WORK TO COMPLETE
Copy every line of the items below without changing anything, and leave out the pictures.

INPUT ROWS
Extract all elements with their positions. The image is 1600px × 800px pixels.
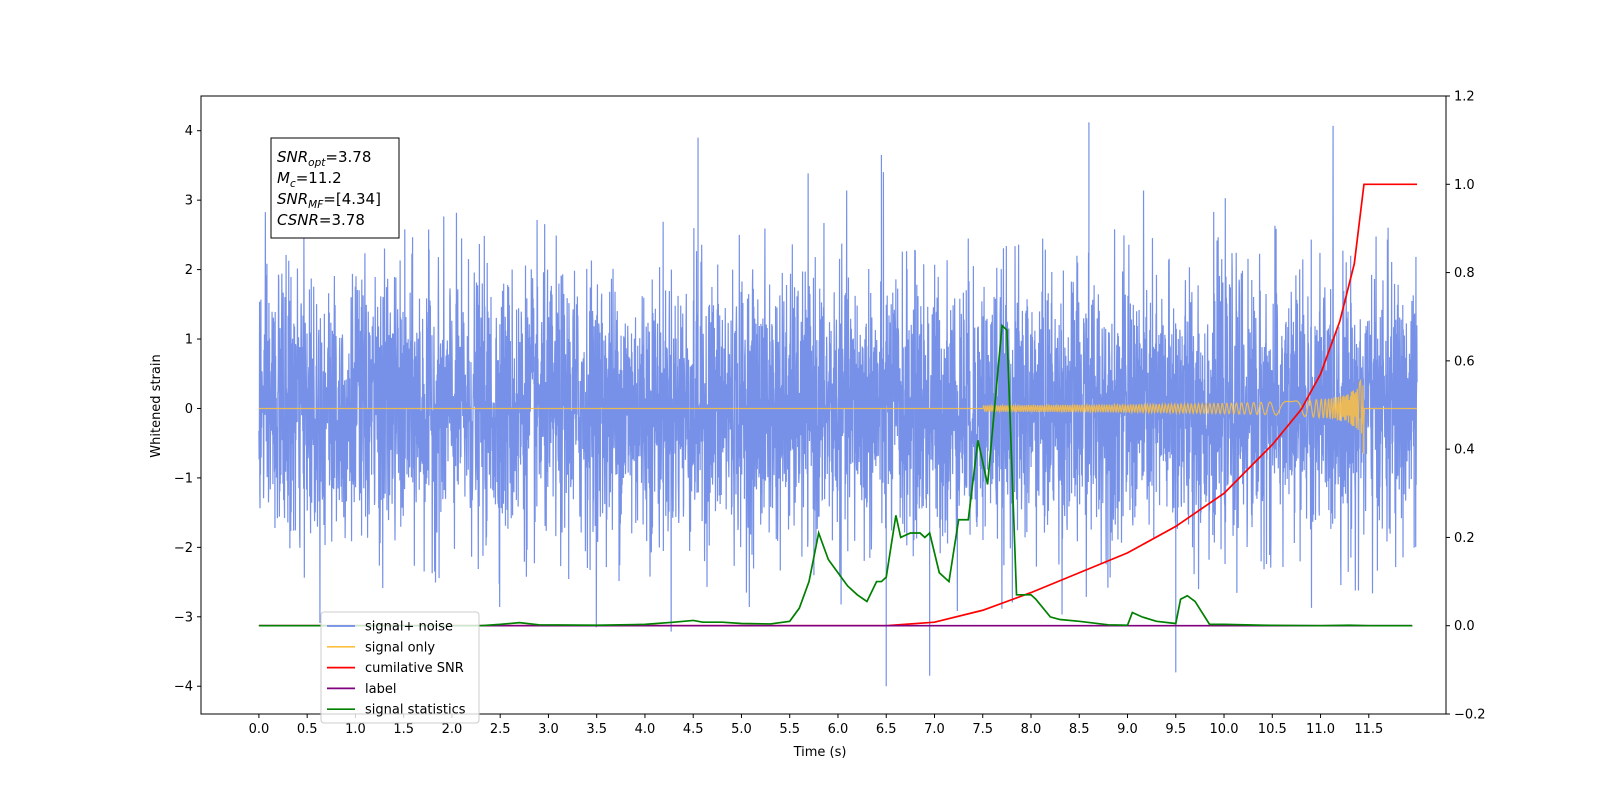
x-tick-label: 0.0 (249, 722, 270, 737)
x-tick-label: 6.0 (828, 722, 849, 737)
x-tick-label: 2.5 (490, 722, 511, 737)
y-right-tick-label: 0.6 (1454, 354, 1475, 369)
annotation-line: SNRMF=[4.34] (277, 190, 381, 211)
x-tick-label: 1.5 (393, 722, 414, 737)
y-left-tick-label: 4 (185, 124, 193, 139)
annotation-line: SNRopt=3.78 (277, 148, 371, 169)
annotation-line: Mc=11.2 (277, 169, 342, 190)
x-tick-label: 8.0 (1021, 722, 1042, 737)
x-tick-label: 3.0 (538, 722, 559, 737)
x-tick-label: 4.5 (683, 722, 704, 737)
x-tick-label: 10.5 (1258, 722, 1287, 737)
y-left-tick-label: 1 (185, 333, 193, 348)
series-signal-only (258, 378, 1418, 454)
y-axis-right: −0.2 0.0 0.2 0.4 0.6 0.8 1.0 1.2 (1446, 90, 1486, 723)
x-tick-label: 2.0 (442, 722, 463, 737)
x-tick-label: 11.0 (1306, 722, 1335, 737)
legend-frame (320, 611, 480, 724)
legend-entry: signal statistics (327, 703, 466, 718)
legend-entry: signal only (327, 640, 435, 655)
series-cumilative-snr (258, 183, 1418, 627)
y-right-tick-label: 1.2 (1454, 90, 1475, 105)
x-tick-label: 8.5 (1069, 722, 1090, 737)
y-right-tick-label: −0.2 (1454, 708, 1486, 723)
y-right-tick-label: 0.8 (1454, 266, 1475, 281)
y-right-tick-label: 0.4 (1454, 443, 1475, 458)
annotation-line: CSNR=3.78 (277, 211, 365, 229)
legend-label: label (365, 682, 396, 697)
legend: signal+ noise signal only cumilative SNR la… (320, 611, 480, 724)
legend-entry: cumilative SNR (327, 661, 464, 676)
x-tick-label: 1.0 (345, 722, 366, 737)
y-left-tick-label: −3 (174, 610, 193, 625)
x-tick-label: 3.5 (586, 722, 607, 737)
y-left-tick-label: 0 (185, 402, 193, 417)
x-tick-label: 11.5 (1354, 722, 1383, 737)
x-tick-label: 5.5 (779, 722, 800, 737)
x-tick-label: 10.0 (1210, 722, 1239, 737)
x-tick-label: 9.0 (1117, 722, 1138, 737)
y-left-tick-label: −2 (174, 541, 193, 556)
x-axis-label: Time (s) (793, 745, 847, 760)
x-tick-label: 5.0 (731, 722, 752, 737)
axes-frame (200, 95, 1447, 715)
y-right-tick-label: 1.0 (1454, 178, 1475, 193)
y-left-tick-label: −1 (174, 471, 193, 486)
axes-border (200, 95, 1447, 715)
annotation-frame (270, 137, 400, 239)
legend-label: signal statistics (365, 703, 466, 718)
series-signal-plus-noise (258, 122, 1418, 687)
y-axis-label: Whitened strain (149, 354, 164, 457)
plot-area (258, 122, 1418, 687)
x-tick-label: 4.0 (635, 722, 656, 737)
legend-entry: label (327, 682, 396, 697)
series-signal-statistics (258, 323, 1413, 627)
legend-label: signal only (365, 640, 435, 655)
y-axis-left: −4 −3 −2 −1 0 1 2 3 4 (174, 124, 201, 695)
x-tick-label: 7.0 (924, 722, 945, 737)
y-right-tick-label: 0.2 (1454, 531, 1475, 546)
legend-label: cumilative SNR (365, 661, 464, 676)
x-axis: 0.0 0.5 1.0 1.5 2.0 2.5 3.0 3.5 4.0 4.5 5.0 5.5 6.0 6… (249, 714, 1383, 737)
y-right-tick-label: 0.0 (1454, 619, 1475, 634)
y-left-tick-label: 3 (185, 194, 193, 209)
x-tick-label: 6.5 (876, 722, 897, 737)
y-left-tick-label: 2 (185, 263, 193, 278)
legend-label: signal+ noise (365, 620, 453, 635)
x-tick-label: 0.5 (297, 722, 318, 737)
x-tick-label: 7.5 (972, 722, 993, 737)
x-tick-label: 9.5 (1165, 722, 1186, 737)
y-left-tick-label: −4 (174, 680, 193, 695)
legend-entry: signal+ noise (327, 620, 453, 635)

FINAL ANSWER
Extract all elements with their positions. The image is 1600px × 800px pixels.
x-tick-label: 0.0 (249, 722, 270, 737)
x-tick-label: 6.0 (828, 722, 849, 737)
x-tick-label: 2.5 (490, 722, 511, 737)
y-right-tick-label: 0.6 (1454, 354, 1475, 369)
annotation-line: SNRMF=[4.34] (277, 190, 381, 211)
x-tick-label: 1.5 (393, 722, 414, 737)
y-left-tick-label: 4 (185, 124, 193, 139)
annotation-line: SNRopt=3.78 (277, 148, 371, 169)
annotation-line: Mc=11.2 (277, 169, 342, 190)
x-tick-label: 8.0 (1021, 722, 1042, 737)
x-tick-label: 3.0 (538, 722, 559, 737)
x-tick-label: 4.5 (683, 722, 704, 737)
x-tick-label: 10.5 (1258, 722, 1287, 737)
y-left-tick-label: 1 (185, 333, 193, 348)
series-signal-only (258, 378, 1418, 454)
y-axis-right: −0.2 0.0 0.2 0.4 0.6 0.8 1.0 1.2 (1446, 90, 1486, 723)
x-tick-label: 2.0 (442, 722, 463, 737)
x-tick-label: 11.0 (1306, 722, 1335, 737)
legend-frame (320, 611, 480, 724)
legend-entry: signal statistics (327, 703, 466, 718)
legend-entry: signal only (327, 640, 435, 655)
series-cumilative-snr (258, 183, 1418, 627)
y-right-tick-label: 1.2 (1454, 90, 1475, 105)
x-tick-label: 8.5 (1069, 722, 1090, 737)
y-right-tick-label: −0.2 (1454, 708, 1486, 723)
y-right-tick-label: 0.8 (1454, 266, 1475, 281)
y-right-tick-label: 0.4 (1454, 443, 1475, 458)
annotation-line: CSNR=3.78 (277, 211, 365, 229)
legend-label: label (365, 682, 396, 697)
legend: signal+ noise signal only cumilative SNR la… (320, 611, 480, 724)
legend-entry: cumilative SNR (327, 661, 464, 676)
x-tick-label: 1.0 (345, 722, 366, 737)
y-left-tick-label: −3 (174, 610, 193, 625)
x-tick-label: 3.5 (586, 722, 607, 737)
y-left-tick-label: 0 (185, 402, 193, 417)
x-tick-label: 11.5 (1354, 722, 1383, 737)
x-tick-label: 5.5 (779, 722, 800, 737)
x-tick-label: 10.0 (1210, 722, 1239, 737)
x-tick-label: 9.0 (1117, 722, 1138, 737)
y-left-tick-label: −2 (174, 541, 193, 556)
x-axis-label: Time (s) (793, 745, 847, 760)
x-tick-label: 5.0 (731, 722, 752, 737)
axes-frame (200, 95, 1447, 715)
y-right-tick-label: 1.0 (1454, 178, 1475, 193)
y-left-tick-label: −1 (174, 471, 193, 486)
axes-border (200, 95, 1447, 715)
annotation-frame (270, 137, 400, 239)
legend-label: signal statistics (365, 703, 466, 718)
series-signal-plus-noise (258, 122, 1418, 687)
y-axis-label: Whitened strain (149, 354, 164, 457)
plot-area (258, 122, 1418, 687)
x-tick-label: 4.0 (635, 722, 656, 737)
legend-entry: label (327, 682, 396, 697)
series-signal-statistics (258, 323, 1413, 627)
legend-label: signal only (365, 640, 435, 655)
y-axis-left: −4 −3 −2 −1 0 1 2 3 4 (174, 124, 201, 695)
x-tick-label: 7.0 (924, 722, 945, 737)
y-right-tick-label: 0.2 (1454, 531, 1475, 546)
legend-label: cumilative SNR (365, 661, 464, 676)
x-axis: 0.0 0.5 1.0 1.5 2.0 2.5 3.0 3.5 4.0 4.5 5.0 5.5 6.0 6… (249, 714, 1383, 737)
y-right-tick-label: 0.0 (1454, 619, 1475, 634)
y-left-tick-label: 3 (185, 194, 193, 209)
x-tick-label: 6.5 (876, 722, 897, 737)
y-left-tick-label: 2 (185, 263, 193, 278)
legend-label: signal+ noise (365, 620, 453, 635)
x-tick-label: 0.5 (297, 722, 318, 737)
x-tick-label: 7.5 (972, 722, 993, 737)
x-tick-label: 9.5 (1165, 722, 1186, 737)
y-left-tick-label: −4 (174, 680, 193, 695)
legend-entry: signal+ noise (327, 620, 453, 635)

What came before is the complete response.